■ **What is asked**
Pull out every line below that contains the word "width".

Extracted records:
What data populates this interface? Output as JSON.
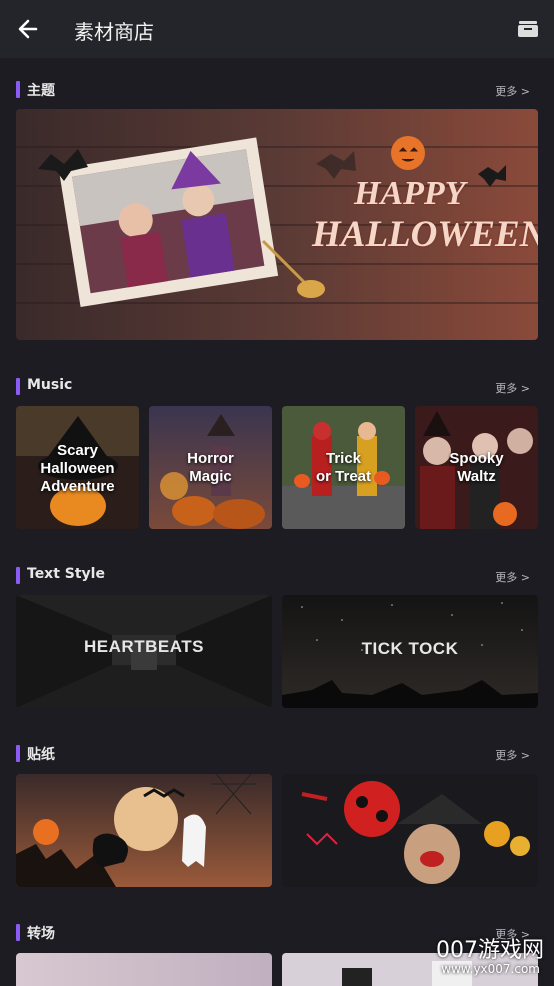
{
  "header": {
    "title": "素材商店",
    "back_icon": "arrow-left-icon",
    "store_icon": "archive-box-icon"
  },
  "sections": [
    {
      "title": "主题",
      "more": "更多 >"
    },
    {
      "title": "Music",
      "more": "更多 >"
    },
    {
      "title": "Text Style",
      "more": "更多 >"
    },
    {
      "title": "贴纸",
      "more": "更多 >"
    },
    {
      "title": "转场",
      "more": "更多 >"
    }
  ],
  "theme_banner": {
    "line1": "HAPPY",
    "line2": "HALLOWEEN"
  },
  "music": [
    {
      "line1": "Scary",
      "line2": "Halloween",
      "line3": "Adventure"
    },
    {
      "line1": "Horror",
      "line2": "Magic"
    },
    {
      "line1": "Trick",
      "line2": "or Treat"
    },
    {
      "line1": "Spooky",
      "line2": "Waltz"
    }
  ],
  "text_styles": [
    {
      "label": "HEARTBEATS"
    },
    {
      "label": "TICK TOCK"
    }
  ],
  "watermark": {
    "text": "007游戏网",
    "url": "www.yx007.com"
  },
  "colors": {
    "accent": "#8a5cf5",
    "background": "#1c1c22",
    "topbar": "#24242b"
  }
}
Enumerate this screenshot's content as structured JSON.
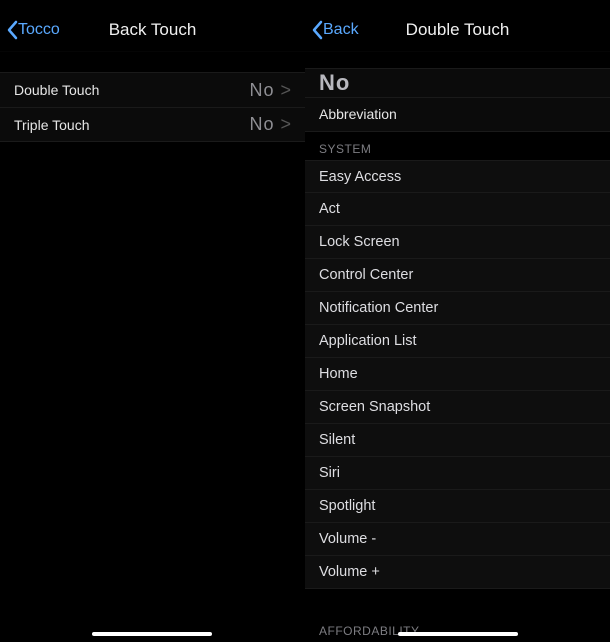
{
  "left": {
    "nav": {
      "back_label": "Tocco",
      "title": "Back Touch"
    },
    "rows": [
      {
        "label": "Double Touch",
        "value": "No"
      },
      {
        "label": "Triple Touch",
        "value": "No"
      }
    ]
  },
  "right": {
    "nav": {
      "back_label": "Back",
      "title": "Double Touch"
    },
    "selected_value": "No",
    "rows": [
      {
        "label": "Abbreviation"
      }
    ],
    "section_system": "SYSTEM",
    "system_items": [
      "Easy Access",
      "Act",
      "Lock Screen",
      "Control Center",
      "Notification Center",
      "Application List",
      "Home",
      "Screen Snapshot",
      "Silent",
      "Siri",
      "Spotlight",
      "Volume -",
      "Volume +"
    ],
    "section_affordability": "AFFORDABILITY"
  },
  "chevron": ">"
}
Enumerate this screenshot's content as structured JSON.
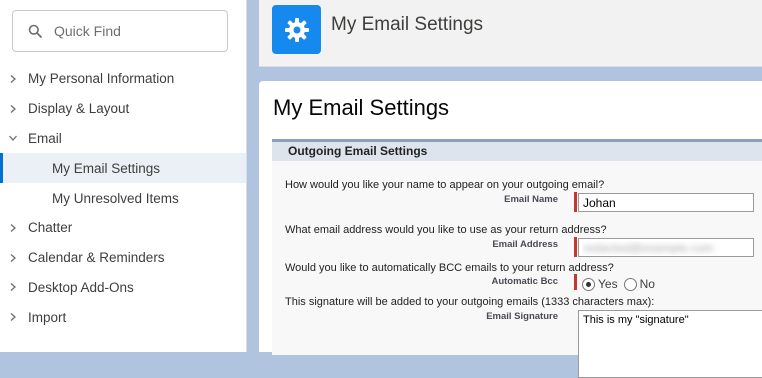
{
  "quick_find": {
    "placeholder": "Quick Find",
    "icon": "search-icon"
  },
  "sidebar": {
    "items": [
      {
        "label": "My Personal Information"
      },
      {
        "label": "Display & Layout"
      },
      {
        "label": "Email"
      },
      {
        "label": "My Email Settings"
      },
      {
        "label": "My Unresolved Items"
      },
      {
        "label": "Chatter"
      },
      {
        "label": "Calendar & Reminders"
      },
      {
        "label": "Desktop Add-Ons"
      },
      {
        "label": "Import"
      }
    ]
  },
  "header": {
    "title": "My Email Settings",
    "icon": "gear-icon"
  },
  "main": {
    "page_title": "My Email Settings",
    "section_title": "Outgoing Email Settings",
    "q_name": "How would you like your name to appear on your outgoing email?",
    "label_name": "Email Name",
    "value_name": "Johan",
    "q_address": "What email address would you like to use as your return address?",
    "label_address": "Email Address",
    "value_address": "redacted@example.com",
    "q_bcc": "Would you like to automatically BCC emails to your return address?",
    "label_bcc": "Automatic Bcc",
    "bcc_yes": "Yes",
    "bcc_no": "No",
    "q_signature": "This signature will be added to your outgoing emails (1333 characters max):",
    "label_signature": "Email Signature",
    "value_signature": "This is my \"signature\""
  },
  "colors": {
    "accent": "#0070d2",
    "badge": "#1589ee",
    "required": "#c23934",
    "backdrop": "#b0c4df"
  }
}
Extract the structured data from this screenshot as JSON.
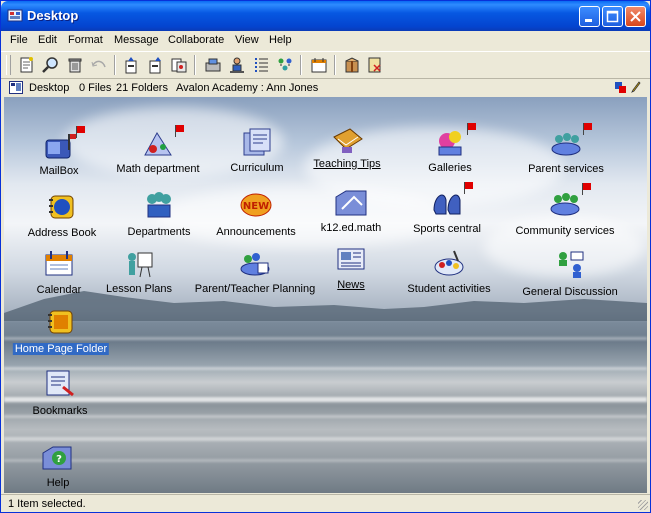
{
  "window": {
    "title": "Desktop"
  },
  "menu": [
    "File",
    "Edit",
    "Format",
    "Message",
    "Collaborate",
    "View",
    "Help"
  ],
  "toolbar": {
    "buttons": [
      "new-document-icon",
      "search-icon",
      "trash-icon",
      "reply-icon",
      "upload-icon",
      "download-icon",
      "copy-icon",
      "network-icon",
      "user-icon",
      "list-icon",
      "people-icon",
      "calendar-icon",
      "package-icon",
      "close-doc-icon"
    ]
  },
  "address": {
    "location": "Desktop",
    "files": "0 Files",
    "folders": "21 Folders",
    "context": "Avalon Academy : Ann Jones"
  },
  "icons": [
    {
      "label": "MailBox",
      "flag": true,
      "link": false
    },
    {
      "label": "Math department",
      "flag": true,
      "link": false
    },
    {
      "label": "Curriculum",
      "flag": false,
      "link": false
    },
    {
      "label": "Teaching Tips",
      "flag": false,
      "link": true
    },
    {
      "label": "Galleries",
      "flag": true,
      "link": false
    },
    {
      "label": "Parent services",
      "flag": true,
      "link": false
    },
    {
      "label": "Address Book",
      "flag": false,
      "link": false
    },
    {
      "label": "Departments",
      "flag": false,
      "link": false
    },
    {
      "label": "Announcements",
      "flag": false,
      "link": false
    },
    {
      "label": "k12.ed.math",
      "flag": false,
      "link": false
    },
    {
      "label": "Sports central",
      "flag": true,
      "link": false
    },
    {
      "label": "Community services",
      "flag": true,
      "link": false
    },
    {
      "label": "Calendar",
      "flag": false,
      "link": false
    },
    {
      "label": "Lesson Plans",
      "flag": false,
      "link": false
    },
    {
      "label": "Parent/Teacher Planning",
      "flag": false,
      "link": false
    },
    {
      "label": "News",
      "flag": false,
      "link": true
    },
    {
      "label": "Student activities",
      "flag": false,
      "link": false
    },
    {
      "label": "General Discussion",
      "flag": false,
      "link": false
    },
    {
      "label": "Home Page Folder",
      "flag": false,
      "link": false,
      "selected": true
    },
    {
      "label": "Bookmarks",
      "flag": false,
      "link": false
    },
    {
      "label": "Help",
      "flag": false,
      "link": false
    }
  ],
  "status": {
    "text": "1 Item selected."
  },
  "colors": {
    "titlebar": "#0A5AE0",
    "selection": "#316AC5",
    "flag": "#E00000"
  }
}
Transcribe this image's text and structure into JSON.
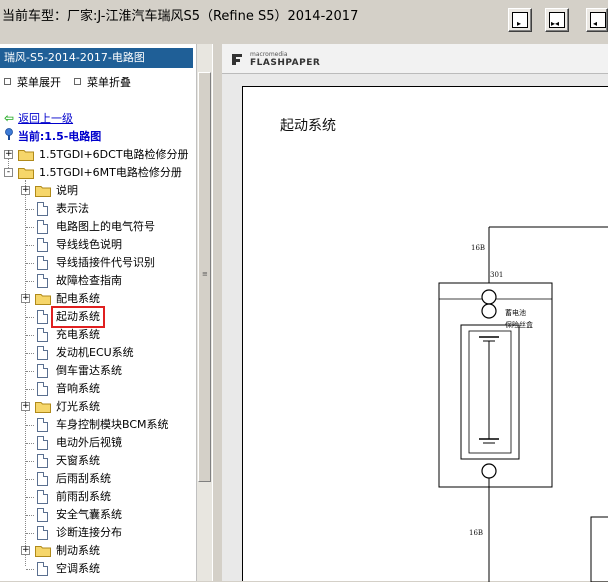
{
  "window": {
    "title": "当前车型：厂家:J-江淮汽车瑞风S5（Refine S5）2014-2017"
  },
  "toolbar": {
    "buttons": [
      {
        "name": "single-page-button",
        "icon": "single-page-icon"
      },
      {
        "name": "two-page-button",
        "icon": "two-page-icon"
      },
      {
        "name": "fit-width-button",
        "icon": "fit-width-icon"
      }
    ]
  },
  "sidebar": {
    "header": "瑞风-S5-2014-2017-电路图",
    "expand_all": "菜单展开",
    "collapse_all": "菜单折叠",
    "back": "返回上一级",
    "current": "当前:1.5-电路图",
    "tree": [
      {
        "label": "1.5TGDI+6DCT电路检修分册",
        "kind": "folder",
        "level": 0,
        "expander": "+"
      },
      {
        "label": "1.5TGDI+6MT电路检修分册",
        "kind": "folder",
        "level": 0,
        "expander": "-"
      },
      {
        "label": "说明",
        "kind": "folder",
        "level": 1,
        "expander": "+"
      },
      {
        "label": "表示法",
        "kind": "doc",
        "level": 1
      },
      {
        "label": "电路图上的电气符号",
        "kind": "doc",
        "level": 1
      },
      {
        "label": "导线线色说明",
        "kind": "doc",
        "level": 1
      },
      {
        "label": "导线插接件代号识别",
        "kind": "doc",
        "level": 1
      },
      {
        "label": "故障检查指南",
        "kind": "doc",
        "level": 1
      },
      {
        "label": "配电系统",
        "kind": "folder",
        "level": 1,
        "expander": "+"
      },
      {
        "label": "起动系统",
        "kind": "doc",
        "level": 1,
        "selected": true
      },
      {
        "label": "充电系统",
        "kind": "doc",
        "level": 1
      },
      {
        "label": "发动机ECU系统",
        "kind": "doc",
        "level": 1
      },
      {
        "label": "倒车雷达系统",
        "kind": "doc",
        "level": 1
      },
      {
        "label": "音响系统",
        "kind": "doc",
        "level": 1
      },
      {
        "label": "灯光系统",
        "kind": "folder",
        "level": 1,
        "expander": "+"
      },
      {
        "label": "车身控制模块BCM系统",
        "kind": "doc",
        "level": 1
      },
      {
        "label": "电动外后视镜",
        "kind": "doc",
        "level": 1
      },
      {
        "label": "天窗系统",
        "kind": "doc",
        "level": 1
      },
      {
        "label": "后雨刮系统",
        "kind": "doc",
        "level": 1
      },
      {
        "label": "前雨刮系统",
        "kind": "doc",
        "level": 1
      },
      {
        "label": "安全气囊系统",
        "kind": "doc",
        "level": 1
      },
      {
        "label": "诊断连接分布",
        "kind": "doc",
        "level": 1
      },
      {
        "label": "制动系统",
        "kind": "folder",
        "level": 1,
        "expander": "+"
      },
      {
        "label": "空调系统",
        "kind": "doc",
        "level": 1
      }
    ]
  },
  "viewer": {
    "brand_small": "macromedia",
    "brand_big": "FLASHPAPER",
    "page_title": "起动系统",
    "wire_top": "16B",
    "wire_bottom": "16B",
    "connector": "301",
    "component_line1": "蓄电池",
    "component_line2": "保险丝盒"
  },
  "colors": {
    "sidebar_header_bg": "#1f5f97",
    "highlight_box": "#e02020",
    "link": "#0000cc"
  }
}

■ **Solved problem**
        "name": "fit-width-button",
        "icon": "fit-width-icon"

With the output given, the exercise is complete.